Dataset:
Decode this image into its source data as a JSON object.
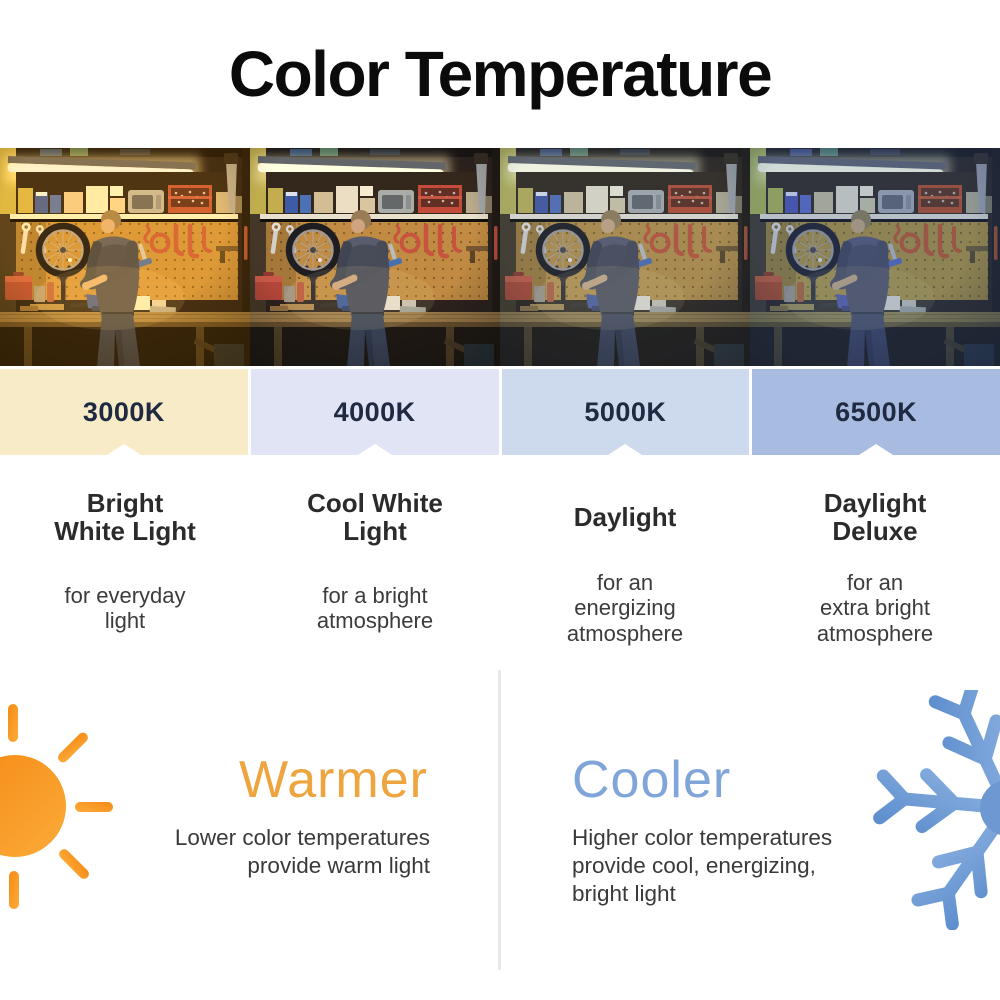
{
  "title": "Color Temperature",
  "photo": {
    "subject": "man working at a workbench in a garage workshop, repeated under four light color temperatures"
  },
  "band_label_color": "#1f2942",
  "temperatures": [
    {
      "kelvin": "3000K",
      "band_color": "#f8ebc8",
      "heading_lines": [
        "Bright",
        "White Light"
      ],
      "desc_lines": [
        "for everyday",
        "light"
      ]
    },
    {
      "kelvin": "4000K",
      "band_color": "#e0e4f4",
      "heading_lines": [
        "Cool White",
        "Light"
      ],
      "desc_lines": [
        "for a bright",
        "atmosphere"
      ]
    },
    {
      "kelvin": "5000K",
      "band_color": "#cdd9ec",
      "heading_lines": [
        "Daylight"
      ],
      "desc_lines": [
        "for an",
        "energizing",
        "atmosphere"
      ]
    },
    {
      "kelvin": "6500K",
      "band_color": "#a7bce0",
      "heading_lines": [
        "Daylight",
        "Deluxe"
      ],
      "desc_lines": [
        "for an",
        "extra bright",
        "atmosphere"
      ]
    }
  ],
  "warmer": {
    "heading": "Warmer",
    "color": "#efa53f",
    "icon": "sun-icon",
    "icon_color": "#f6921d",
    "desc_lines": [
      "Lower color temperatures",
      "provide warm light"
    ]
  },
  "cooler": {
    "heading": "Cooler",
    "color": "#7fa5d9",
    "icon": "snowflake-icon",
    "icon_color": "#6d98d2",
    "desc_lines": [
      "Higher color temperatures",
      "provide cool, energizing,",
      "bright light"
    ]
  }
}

Request:
What is the number of lines in the data that hold the word "temperatures"? Reply with that number and nothing else.

Exercise result:
4